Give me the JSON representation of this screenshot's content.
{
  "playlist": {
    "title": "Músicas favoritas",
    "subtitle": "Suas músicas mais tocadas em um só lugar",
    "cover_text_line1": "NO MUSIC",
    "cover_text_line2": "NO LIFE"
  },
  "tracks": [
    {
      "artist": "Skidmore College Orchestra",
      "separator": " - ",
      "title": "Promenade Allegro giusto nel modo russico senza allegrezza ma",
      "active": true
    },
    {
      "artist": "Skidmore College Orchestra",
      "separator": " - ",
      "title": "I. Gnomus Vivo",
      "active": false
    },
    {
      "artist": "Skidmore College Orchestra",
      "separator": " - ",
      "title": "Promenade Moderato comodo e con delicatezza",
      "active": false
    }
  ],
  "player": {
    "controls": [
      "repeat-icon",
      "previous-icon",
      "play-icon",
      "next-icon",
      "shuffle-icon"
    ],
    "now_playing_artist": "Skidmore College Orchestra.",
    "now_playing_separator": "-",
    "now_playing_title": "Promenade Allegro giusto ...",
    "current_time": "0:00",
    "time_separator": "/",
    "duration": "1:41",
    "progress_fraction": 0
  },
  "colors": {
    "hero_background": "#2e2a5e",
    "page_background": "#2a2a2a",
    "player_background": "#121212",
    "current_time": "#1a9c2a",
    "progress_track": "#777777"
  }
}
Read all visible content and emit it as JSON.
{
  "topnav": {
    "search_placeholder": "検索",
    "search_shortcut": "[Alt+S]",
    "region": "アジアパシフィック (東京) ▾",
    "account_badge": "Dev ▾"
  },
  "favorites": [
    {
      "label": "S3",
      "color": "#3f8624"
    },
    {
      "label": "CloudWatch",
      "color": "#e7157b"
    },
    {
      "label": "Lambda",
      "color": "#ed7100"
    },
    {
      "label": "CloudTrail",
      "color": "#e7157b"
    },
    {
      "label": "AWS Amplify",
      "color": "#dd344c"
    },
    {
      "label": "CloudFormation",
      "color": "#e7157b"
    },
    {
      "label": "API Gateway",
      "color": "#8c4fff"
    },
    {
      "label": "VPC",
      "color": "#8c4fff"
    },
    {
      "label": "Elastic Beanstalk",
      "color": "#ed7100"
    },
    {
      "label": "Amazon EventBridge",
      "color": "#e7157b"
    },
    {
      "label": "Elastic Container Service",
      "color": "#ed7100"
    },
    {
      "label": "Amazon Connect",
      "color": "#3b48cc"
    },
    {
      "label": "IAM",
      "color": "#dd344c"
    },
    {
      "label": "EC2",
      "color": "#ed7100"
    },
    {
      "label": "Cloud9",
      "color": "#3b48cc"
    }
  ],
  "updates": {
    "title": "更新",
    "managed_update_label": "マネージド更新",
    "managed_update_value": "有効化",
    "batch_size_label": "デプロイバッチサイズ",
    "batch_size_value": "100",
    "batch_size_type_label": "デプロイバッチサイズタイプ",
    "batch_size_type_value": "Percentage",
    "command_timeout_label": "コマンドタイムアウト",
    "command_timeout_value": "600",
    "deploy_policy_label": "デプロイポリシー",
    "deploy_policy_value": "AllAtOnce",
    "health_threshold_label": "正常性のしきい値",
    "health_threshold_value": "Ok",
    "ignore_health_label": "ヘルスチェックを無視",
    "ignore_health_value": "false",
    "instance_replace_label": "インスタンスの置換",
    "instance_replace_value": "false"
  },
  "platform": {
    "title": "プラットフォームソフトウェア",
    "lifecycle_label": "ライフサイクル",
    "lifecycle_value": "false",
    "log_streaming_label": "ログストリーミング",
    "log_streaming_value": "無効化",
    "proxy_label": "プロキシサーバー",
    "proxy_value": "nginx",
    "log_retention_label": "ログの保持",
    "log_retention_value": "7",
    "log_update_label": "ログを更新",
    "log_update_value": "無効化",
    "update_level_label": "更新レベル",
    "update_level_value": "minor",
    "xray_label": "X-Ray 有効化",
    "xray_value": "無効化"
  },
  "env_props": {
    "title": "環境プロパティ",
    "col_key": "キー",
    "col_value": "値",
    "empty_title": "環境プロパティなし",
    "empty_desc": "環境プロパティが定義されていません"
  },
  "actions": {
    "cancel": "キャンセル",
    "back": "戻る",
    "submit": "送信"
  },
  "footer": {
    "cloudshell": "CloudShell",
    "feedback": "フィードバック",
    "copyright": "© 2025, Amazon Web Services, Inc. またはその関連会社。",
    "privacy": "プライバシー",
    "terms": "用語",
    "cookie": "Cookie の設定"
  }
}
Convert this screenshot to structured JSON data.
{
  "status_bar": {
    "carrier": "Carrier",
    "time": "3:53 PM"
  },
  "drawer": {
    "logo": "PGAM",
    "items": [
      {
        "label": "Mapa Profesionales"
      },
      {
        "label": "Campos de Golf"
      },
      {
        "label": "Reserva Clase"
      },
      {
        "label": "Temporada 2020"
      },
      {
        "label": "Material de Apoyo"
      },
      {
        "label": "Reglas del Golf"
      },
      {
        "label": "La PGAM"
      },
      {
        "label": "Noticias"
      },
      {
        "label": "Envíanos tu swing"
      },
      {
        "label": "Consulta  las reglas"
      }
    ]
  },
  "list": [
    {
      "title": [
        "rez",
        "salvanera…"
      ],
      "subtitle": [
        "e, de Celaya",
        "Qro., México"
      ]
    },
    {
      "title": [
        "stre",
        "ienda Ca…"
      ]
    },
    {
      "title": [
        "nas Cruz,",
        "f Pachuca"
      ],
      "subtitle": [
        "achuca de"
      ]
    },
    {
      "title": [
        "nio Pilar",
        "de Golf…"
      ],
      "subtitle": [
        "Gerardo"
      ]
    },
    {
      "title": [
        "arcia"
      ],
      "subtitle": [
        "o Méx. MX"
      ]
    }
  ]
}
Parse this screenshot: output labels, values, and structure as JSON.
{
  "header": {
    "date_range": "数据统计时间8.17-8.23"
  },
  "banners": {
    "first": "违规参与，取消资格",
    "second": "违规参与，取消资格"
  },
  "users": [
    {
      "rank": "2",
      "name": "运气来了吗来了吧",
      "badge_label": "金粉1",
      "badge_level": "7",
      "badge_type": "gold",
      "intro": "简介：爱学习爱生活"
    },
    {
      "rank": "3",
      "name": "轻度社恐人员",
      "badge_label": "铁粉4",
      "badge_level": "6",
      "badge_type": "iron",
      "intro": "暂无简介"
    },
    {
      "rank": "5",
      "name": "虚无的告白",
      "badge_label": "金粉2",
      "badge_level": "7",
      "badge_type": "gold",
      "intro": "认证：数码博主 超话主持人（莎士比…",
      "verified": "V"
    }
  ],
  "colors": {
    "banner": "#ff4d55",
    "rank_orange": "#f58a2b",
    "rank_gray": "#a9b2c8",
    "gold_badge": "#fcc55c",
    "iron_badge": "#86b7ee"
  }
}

####

Written instruction =>
Every entry should be output exactly as written, please.

Output of the exercise =>
Give me the JSON representation of this screenshot's content.
{
  "playlist": {
    "title": "Músicas favoritas",
    "subtitle": "Suas músicas mais tocadas em um só lugar",
    "cover_text_line1": "NO MUSIC",
    "cover_text_line2": "NO LIFE"
  },
  "tracks": [
    {
      "artist": "Skidmore College Orchestra",
      "separator": " - ",
      "title": "Promenade Allegro giusto nel modo russico senza allegrezza ma",
      "active": true
    },
    {
      "artist": "Skidmore College Orchestra",
      "separator": " - ",
      "title": "I. Gnomus Vivo",
      "active": false
    },
    {
      "artist": "Skidmore College Orchestra",
      "separator": " - ",
      "title": "Promenade Moderato comodo e con delicatezza",
      "active": false
    }
  ],
  "player": {
    "controls": [
      "repeat-icon",
      "previous-icon",
      "play-icon",
      "next-icon",
      "shuffle-icon"
    ],
    "now_playing_artist": "Skidmore College Orchestra.",
    "now_playing_separator": "-",
    "now_playing_title": "Promenade Allegro giusto ...",
    "current_time": "0:00",
    "time_separator": "/",
    "duration": "1:41",
    "progress_fraction": 0
  },
  "colors": {
    "hero_background": "#2e2a5e",
    "page_background": "#2a2a2a",
    "player_background": "#121212",
    "current_time": "#1a9c2a",
    "progress_track": "#777777"
  }
}
Read all visible content and emit it as JSON.
{
  "topnav": {
    "search_placeholder": "検索",
    "search_shortcut": "[Alt+S]",
    "region": "アジアパシフィック (東京) ▾",
    "account_badge": "Dev ▾"
  },
  "favorites": [
    {
      "label": "S3",
      "color": "#3f8624"
    },
    {
      "label": "CloudWatch",
      "color": "#e7157b"
    },
    {
      "label": "Lambda",
      "color": "#ed7100"
    },
    {
      "label": "CloudTrail",
      "color": "#e7157b"
    },
    {
      "label": "AWS Amplify",
      "color": "#dd344c"
    },
    {
      "label": "CloudFormation",
      "color": "#e7157b"
    },
    {
      "label": "API Gateway",
      "color": "#8c4fff"
    },
    {
      "label": "VPC",
      "color": "#8c4fff"
    },
    {
      "label": "Elastic Beanstalk",
      "color": "#ed7100"
    },
    {
      "label": "Amazon EventBridge",
      "color": "#e7157b"
    },
    {
      "label": "Elastic Container Service",
      "color": "#ed7100"
    },
    {
      "label": "Amazon Connect",
      "color": "#3b48cc"
    },
    {
      "label": "IAM",
      "color": "#dd344c"
    },
    {
      "label": "EC2",
      "color": "#ed7100"
    },
    {
      "label": "Cloud9",
      "color": "#3b48cc"
    }
  ],
  "updates": {
    "title": "更新",
    "managed_update_label": "マネージド更新",
    "managed_update_value": "有効化",
    "batch_size_label": "デプロイバッチサイズ",
    "batch_size_value": "100",
    "batch_size_type_label": "デプロイバッチサイズタイプ",
    "batch_size_type_value": "Percentage",
    "command_timeout_label": "コマンドタイムアウト",
    "command_timeout_value": "600",
    "deploy_policy_label": "デプロイポリシー",
    "deploy_policy_value": "AllAtOnce",
    "health_threshold_label": "正常性のしきい値",
    "health_threshold_value": "Ok",
    "ignore_health_label": "ヘルスチェックを無視",
    "ignore_health_value": "false",
    "instance_replace_label": "インスタンスの置換",
    "instance_replace_value": "false"
  },
  "platform": {
    "title": "プラットフォームソフトウェア",
    "lifecycle_label": "ライフサイクル",
    "lifecycle_value": "false",
    "log_streaming_label": "ログストリーミング",
    "log_streaming_value": "無効化",
    "proxy_label": "プロキシサーバー",
    "proxy_value": "nginx",
    "log_retention_label": "ログの保持",
    "log_retention_value": "7",
    "log_update_label": "ログを更新",
    "log_update_value": "無効化",
    "update_level_label": "更新レベル",
    "update_level_value": "minor",
    "xray_label": "X-Ray 有効化",
    "xray_value": "無効化"
  },
  "env_props": {
    "title": "環境プロパティ",
    "col_key": "キー",
    "col_value": "値",
    "empty_title": "環境プロパティなし",
    "empty_desc": "環境プロパティが定義されていません"
  },
  "actions": {
    "cancel": "キャンセル",
    "back": "戻る",
    "submit": "送信"
  },
  "footer": {
    "cloudshell": "CloudShell",
    "feedback": "フィードバック",
    "copyright": "© 2025, Amazon Web Services, Inc. またはその関連会社。",
    "privacy": "プライバシー",
    "terms": "用語",
    "cookie": "Cookie の設定"
  }
}
Convert this screenshot to structured JSON data.
{
  "status_bar": {
    "carrier": "Carrier",
    "time": "3:53 PM"
  },
  "drawer": {
    "logo": "PGAM",
    "items": [
      {
        "label": "Mapa Profesionales"
      },
      {
        "label": "Campos de Golf"
      },
      {
        "label": "Reserva Clase"
      },
      {
        "label": "Temporada 2020"
      },
      {
        "label": "Material de Apoyo"
      },
      {
        "label": "Reglas del Golf"
      },
      {
        "label": "La PGAM"
      },
      {
        "label": "Noticias"
      },
      {
        "label": "Envíanos tu swing"
      },
      {
        "label": "Consulta  las reglas"
      }
    ]
  },
  "list": [
    {
      "title": [
        "rez",
        "salvanera…"
      ],
      "subtitle": [
        "e, de Celaya",
        "Qro., México"
      ]
    },
    {
      "title": [
        "stre",
        "ienda Ca…"
      ]
    },
    {
      "title": [
        "nas Cruz,",
        "f Pachuca"
      ],
      "subtitle": [
        "achuca de"
      ]
    },
    {
      "title": [
        "nio Pilar",
        "de Golf…"
      ],
      "subtitle": [
        "Gerardo"
      ]
    },
    {
      "title": [
        "arcia"
      ],
      "subtitle": [
        "o Méx. MX"
      ]
    }
  ]
}
Parse this screenshot: output labels, values, and structure as JSON.
{
  "header": {
    "date_range": "数据统计时间8.17-8.23"
  },
  "banners": {
    "first": "违规参与，取消资格",
    "second": "违规参与，取消资格"
  },
  "users": [
    {
      "rank": "2",
      "name": "运气来了吗来了吧",
      "badge_label": "金粉1",
      "badge_level": "7",
      "badge_type": "gold",
      "intro": "简介：爱学习爱生活"
    },
    {
      "rank": "3",
      "name": "轻度社恐人员",
      "badge_label": "铁粉4",
      "badge_level": "6",
      "badge_type": "iron",
      "intro": "暂无简介"
    },
    {
      "rank": "5",
      "name": "虚无的告白",
      "badge_label": "金粉2",
      "badge_level": "7",
      "badge_type": "gold",
      "intro": "认证：数码博主 超话主持人（莎士比…",
      "verified": "V"
    }
  ],
  "colors": {
    "banner": "#ff4d55",
    "rank_orange": "#f58a2b",
    "rank_gray": "#a9b2c8",
    "gold_badge": "#fcc55c",
    "iron_badge": "#86b7ee"
  }
}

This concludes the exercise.